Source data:
-- -- --
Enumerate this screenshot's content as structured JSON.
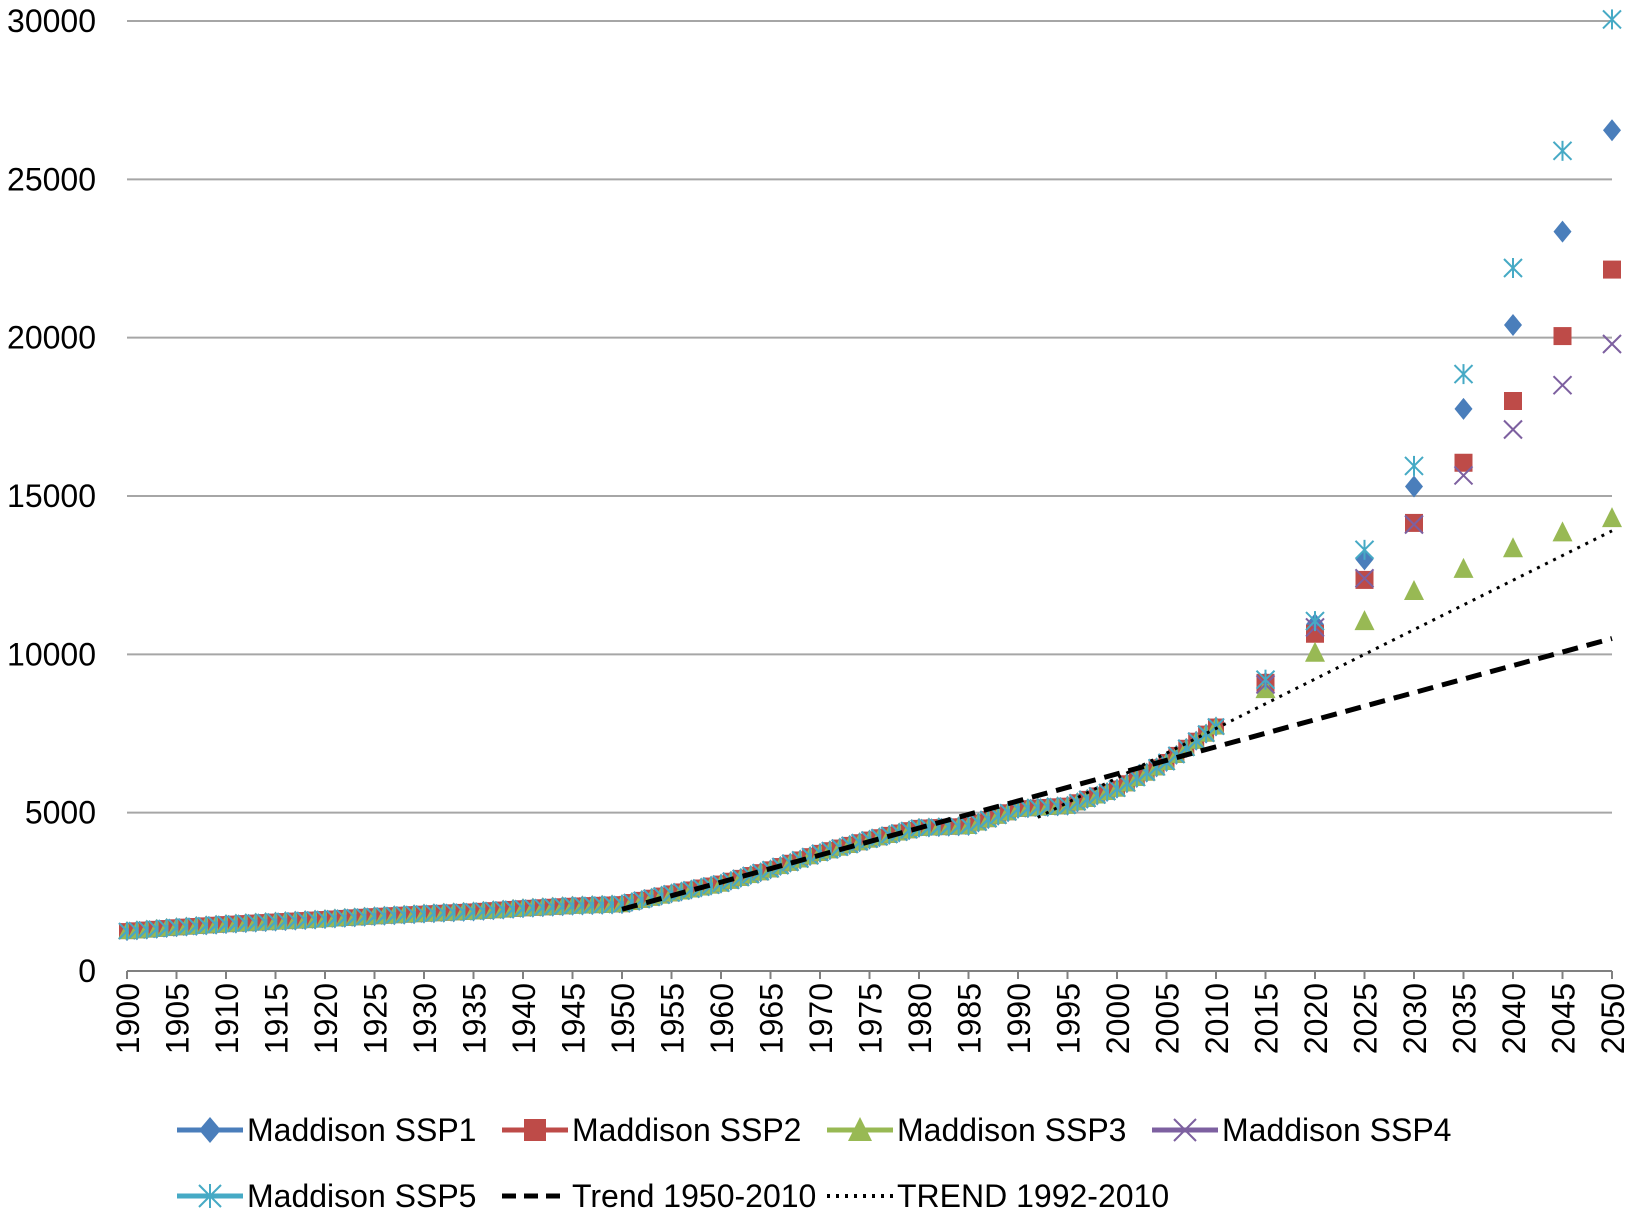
{
  "chart_data": {
    "type": "line",
    "title": "",
    "xlabel": "",
    "ylabel": "",
    "ylim": [
      0,
      30000
    ],
    "yticks": [
      0,
      5000,
      10000,
      15000,
      20000,
      25000,
      30000
    ],
    "xlim": [
      1900,
      2050
    ],
    "xticks": [
      1900,
      1905,
      1910,
      1915,
      1920,
      1925,
      1930,
      1935,
      1940,
      1945,
      1950,
      1955,
      1960,
      1965,
      1970,
      1975,
      1980,
      1985,
      1990,
      1995,
      2000,
      2005,
      2010,
      2015,
      2020,
      2025,
      2030,
      2035,
      2040,
      2045,
      2050
    ],
    "grid": "horizontal",
    "legend_position": "bottom",
    "historical": {
      "years": [
        1900,
        1905,
        1910,
        1915,
        1920,
        1925,
        1930,
        1935,
        1940,
        1945,
        1950,
        1955,
        1960,
        1965,
        1970,
        1975,
        1980,
        1985,
        1990,
        1995,
        2000,
        2005,
        2010
      ],
      "values": [
        1260,
        1380,
        1480,
        1560,
        1640,
        1730,
        1810,
        1880,
        1980,
        2060,
        2110,
        2450,
        2760,
        3210,
        3730,
        4150,
        4520,
        4580,
        5120,
        5220,
        5760,
        6600,
        7720
      ]
    },
    "series": [
      {
        "name": "Maddison SSP1",
        "color": "#4a7ebb",
        "marker": "diamond",
        "x": [
          2015,
          2020,
          2025,
          2030,
          2035,
          2040,
          2045,
          2050
        ],
        "values": [
          9100,
          10950,
          13000,
          15300,
          17750,
          20400,
          23350,
          26550
        ]
      },
      {
        "name": "Maddison SSP2",
        "color": "#be4b48",
        "marker": "square",
        "x": [
          2015,
          2020,
          2025,
          2030,
          2035,
          2040,
          2045,
          2050
        ],
        "values": [
          9100,
          10650,
          12350,
          14150,
          16050,
          18000,
          20050,
          22150
        ]
      },
      {
        "name": "Maddison SSP3",
        "color": "#98b954",
        "marker": "triangle",
        "x": [
          2015,
          2020,
          2025,
          2030,
          2035,
          2040,
          2045,
          2050
        ],
        "values": [
          8900,
          10050,
          11050,
          12000,
          12700,
          13350,
          13850,
          14300
        ]
      },
      {
        "name": "Maddison SSP4",
        "color": "#7d60a0",
        "marker": "x",
        "x": [
          2015,
          2020,
          2025,
          2030,
          2035,
          2040,
          2045,
          2050
        ],
        "values": [
          9050,
          10850,
          12400,
          14100,
          15650,
          17100,
          18500,
          19800
        ]
      },
      {
        "name": "Maddison SSP5",
        "color": "#46aac5",
        "marker": "star",
        "x": [
          2015,
          2020,
          2025,
          2030,
          2035,
          2040,
          2045,
          2050
        ],
        "values": [
          9200,
          11050,
          13300,
          15950,
          18850,
          22200,
          25900,
          30050
        ]
      },
      {
        "name": "Trend 1950-2010",
        "color": "#000000",
        "style": "dashed",
        "x": [
          1950,
          2050
        ],
        "values": [
          1950,
          10500
        ]
      },
      {
        "name": "TREND 1992-2010",
        "color": "#000000",
        "style": "dotted",
        "x": [
          1992,
          2050
        ],
        "values": [
          4850,
          13900
        ]
      }
    ]
  }
}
-- -- --
GOAL:
What is the number of lines that hold the string "Maddison"? Reply with that number alone.

SOLUTION TO THIS EXERCISE:
5